- [Stated problem]
Every line holding the string "Collector" should be gathered.

-- START Entries --

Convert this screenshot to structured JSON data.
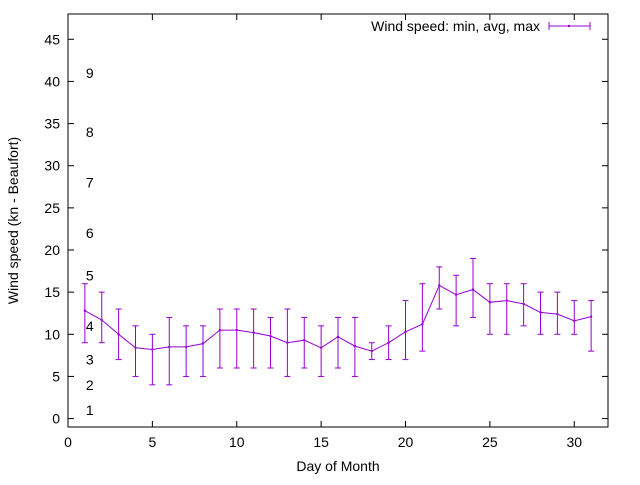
{
  "chart_data": {
    "type": "line",
    "title": "",
    "xlabel": "Day of Month",
    "ylabel": "Wind speed (kn - Beaufort)",
    "xlim": [
      0,
      32
    ],
    "ylim": [
      -1,
      48
    ],
    "x_ticks": [
      0,
      5,
      10,
      15,
      20,
      25,
      30
    ],
    "y_ticks": [
      0,
      5,
      10,
      15,
      20,
      25,
      30,
      35,
      40,
      45
    ],
    "grid": false,
    "legend_position": "top-right",
    "series": [
      {
        "name": "Wind speed: min, avg, max",
        "color": "#9400d3",
        "style": "line with error bars",
        "x": [
          1,
          2,
          3,
          4,
          5,
          6,
          7,
          8,
          9,
          10,
          11,
          12,
          13,
          14,
          15,
          16,
          17,
          18,
          19,
          20,
          21,
          22,
          23,
          24,
          25,
          26,
          27,
          28,
          29,
          30,
          31
        ],
        "y": [
          12.8,
          11.7,
          10.0,
          8.4,
          8.2,
          8.5,
          8.5,
          8.9,
          10.5,
          10.5,
          10.2,
          9.8,
          9.0,
          9.3,
          8.4,
          9.7,
          8.6,
          8.0,
          9.0,
          10.3,
          11.2,
          15.8,
          14.7,
          15.3,
          13.8,
          14.0,
          13.6,
          12.6,
          12.4,
          11.6,
          12.1
        ],
        "ymin": [
          9,
          9,
          7,
          5,
          4,
          4,
          5,
          5,
          6,
          6,
          6,
          6,
          5,
          6,
          5,
          6,
          5,
          7,
          7,
          7,
          8,
          13,
          11,
          12,
          10,
          10,
          11,
          10,
          10,
          10,
          8
        ],
        "ymax": [
          16,
          15,
          13,
          11,
          10,
          12,
          11,
          11,
          13,
          13,
          13,
          12,
          13,
          12,
          11,
          12,
          12,
          9,
          11,
          14,
          16,
          18,
          17,
          19,
          16,
          16,
          16,
          15,
          15,
          14,
          14
        ]
      }
    ],
    "annotations": [
      {
        "text": "1",
        "x": 0.7,
        "y": 1
      },
      {
        "text": "2",
        "x": 0.7,
        "y": 4
      },
      {
        "text": "3",
        "x": 0.7,
        "y": 7
      },
      {
        "text": "4",
        "x": 0.7,
        "y": 11
      },
      {
        "text": "5",
        "x": 0.7,
        "y": 17
      },
      {
        "text": "6",
        "x": 0.7,
        "y": 22
      },
      {
        "text": "7",
        "x": 0.7,
        "y": 28
      },
      {
        "text": "8",
        "x": 0.7,
        "y": 34
      },
      {
        "text": "9",
        "x": 0.7,
        "y": 41
      }
    ]
  }
}
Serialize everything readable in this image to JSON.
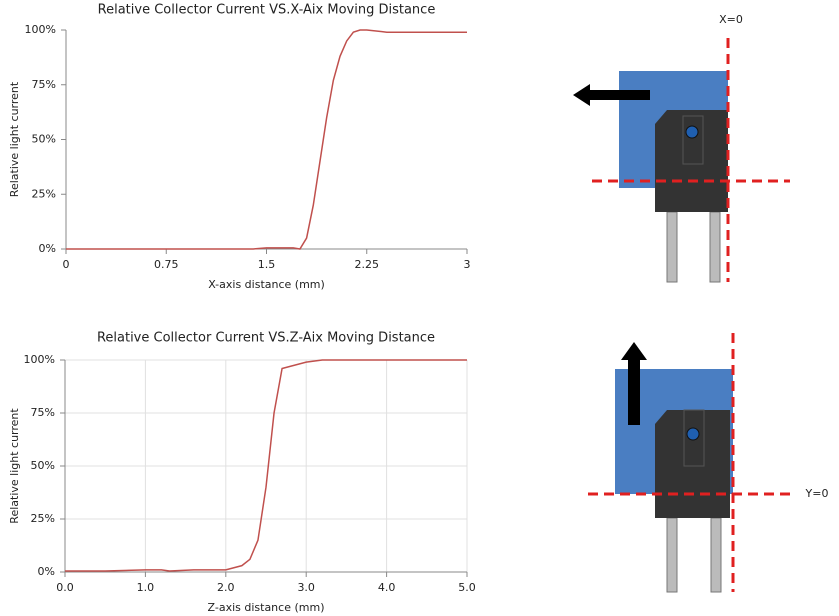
{
  "chart_data": [
    {
      "type": "line",
      "title": "Relative Collector Current VS.X-Aix Moving Distance",
      "x_label": "X-axis distance (mm)",
      "y_label": "Relative light current",
      "x": [
        0,
        0.5,
        1.0,
        1.4,
        1.5,
        1.6,
        1.7,
        1.75,
        1.8,
        1.85,
        1.9,
        1.95,
        2.0,
        2.05,
        2.1,
        2.15,
        2.2,
        2.25,
        2.4,
        2.6,
        3.0
      ],
      "values": [
        0,
        0,
        0,
        0,
        0.5,
        0.5,
        0.5,
        0,
        5,
        20,
        40,
        60,
        77,
        88,
        95,
        99,
        100,
        100,
        99,
        99,
        99
      ],
      "color": "#c0504d",
      "xlim": [
        0,
        3
      ],
      "xticks": [
        0,
        0.75,
        1.5,
        2.25,
        3
      ],
      "ylim": [
        0,
        100
      ],
      "yticks": [
        {
          "value": 0,
          "label": "0%"
        },
        {
          "value": 25,
          "label": "25%"
        },
        {
          "value": 50,
          "label": "50%"
        },
        {
          "value": 75,
          "label": "75%"
        },
        {
          "value": 100,
          "label": "100%"
        }
      ],
      "grid": false
    },
    {
      "type": "line",
      "title": "Relative Collector Current VS.Z-Aix Moving Distance",
      "x_label": "Z-axis distance (mm)",
      "y_label": "Relative light current",
      "x": [
        0,
        0.5,
        1.0,
        1.2,
        1.3,
        1.6,
        2.0,
        2.2,
        2.3,
        2.4,
        2.5,
        2.6,
        2.7,
        2.8,
        3.0,
        3.2,
        4.0,
        5.0
      ],
      "values": [
        0.5,
        0.5,
        1,
        1,
        0.5,
        1,
        1,
        3,
        6,
        15,
        40,
        75,
        96,
        97,
        99,
        100,
        100,
        100
      ],
      "color": "#c0504d",
      "xlim": [
        0,
        5
      ],
      "xticks": [
        {
          "value": 0,
          "label": "0.0"
        },
        {
          "value": 1,
          "label": "1.0"
        },
        {
          "value": 2,
          "label": "2.0"
        },
        {
          "value": 3,
          "label": "3.0"
        },
        {
          "value": 4,
          "label": "4.0"
        },
        {
          "value": 5,
          "label": "5.0"
        }
      ],
      "ylim": [
        0,
        100
      ],
      "yticks": [
        {
          "value": 0,
          "label": "0%"
        },
        {
          "value": 25,
          "label": "25%"
        },
        {
          "value": 50,
          "label": "50%"
        },
        {
          "value": 75,
          "label": "75%"
        },
        {
          "value": 100,
          "label": "100%"
        }
      ],
      "grid": true
    }
  ],
  "diagrams": {
    "x_zero_label": "X=0",
    "y_zero_label": "Y=0"
  }
}
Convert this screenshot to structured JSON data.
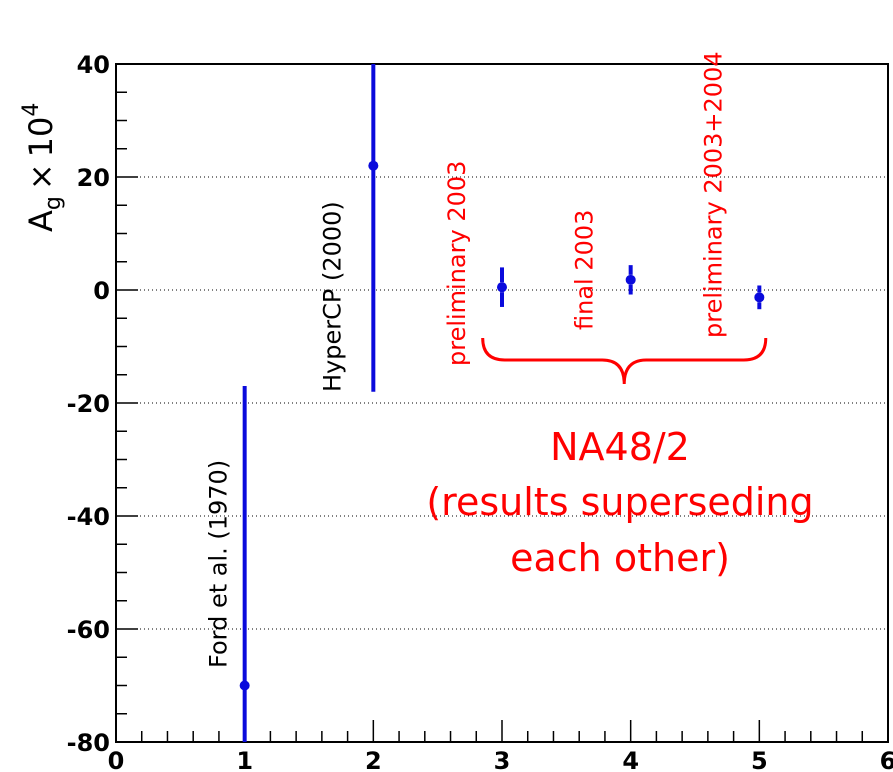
{
  "chart_data": {
    "type": "scatter",
    "title": "",
    "xlabel": "",
    "ylabel": {
      "base": "A",
      "subscript": "g",
      "times": "×",
      "power_base": "10",
      "power_exp": "4"
    },
    "xlim": [
      0,
      6
    ],
    "ylim": [
      -80,
      40
    ],
    "x_ticks": [
      0,
      1,
      2,
      3,
      4,
      5,
      6
    ],
    "x_tick_labels": [
      "0",
      "1",
      "2",
      "3",
      "4",
      "5",
      "6"
    ],
    "y_ticks": [
      -80,
      -60,
      -40,
      -20,
      0,
      20,
      40
    ],
    "y_tick_labels": [
      "-80",
      "-60",
      "-40",
      "-20",
      "0",
      "20",
      "40"
    ],
    "grid": {
      "horizontal": true,
      "vertical": false,
      "style": "dotted"
    },
    "colors": {
      "points": "#0a0adc",
      "annotation_red": "#ff0000",
      "annotation_black": "#000000"
    },
    "points": [
      {
        "x": 1,
        "y": -70,
        "err_low": 53,
        "err_high": 53,
        "label": "Ford et al. (1970)",
        "label_color": "#000000"
      },
      {
        "x": 2,
        "y": 22,
        "err_low": 40,
        "err_high": 40,
        "label": "HyperCP (2000)",
        "label_color": "#000000"
      },
      {
        "x": 3,
        "y": 0.5,
        "err_low": 3.5,
        "err_high": 3.5,
        "label": "preliminary 2003",
        "label_color": "#ff0000"
      },
      {
        "x": 4,
        "y": 1.8,
        "err_low": 2.6,
        "err_high": 2.6,
        "label": "final 2003",
        "label_color": "#ff0000"
      },
      {
        "x": 5,
        "y": -1.3,
        "err_low": 2.1,
        "err_high": 2.1,
        "label": "preliminary 2003+2004",
        "label_color": "#ff0000"
      }
    ],
    "group_annotation": {
      "lines": [
        "NA48/2",
        "(results superseding",
        "each other)"
      ],
      "color": "#ff0000",
      "brace_from_x": 2.85,
      "brace_to_x": 5.05
    }
  }
}
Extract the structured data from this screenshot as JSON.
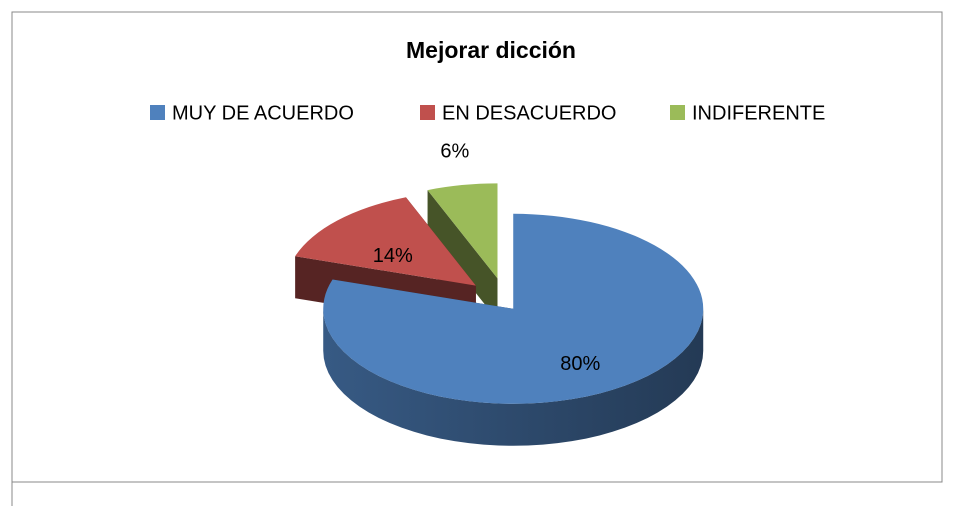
{
  "chart_data": {
    "type": "pie",
    "title": "Mejorar dicción",
    "categories": [
      "MUY DE ACUERDO",
      "EN DESACUERDO",
      "INDIFERENTE"
    ],
    "values": [
      80,
      14,
      6
    ],
    "value_labels": [
      "80%",
      "14%",
      "6%"
    ],
    "colors": [
      "#4f81bd",
      "#c0504d",
      "#9bbb59"
    ],
    "legend": "top"
  }
}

-- END Entries --

- [The completed task]
      "title": "Relative Collector Current VS.X-Aix Moving Distance",
      "title": "Relative Collector Current VS.Z-Aix Moving Distance",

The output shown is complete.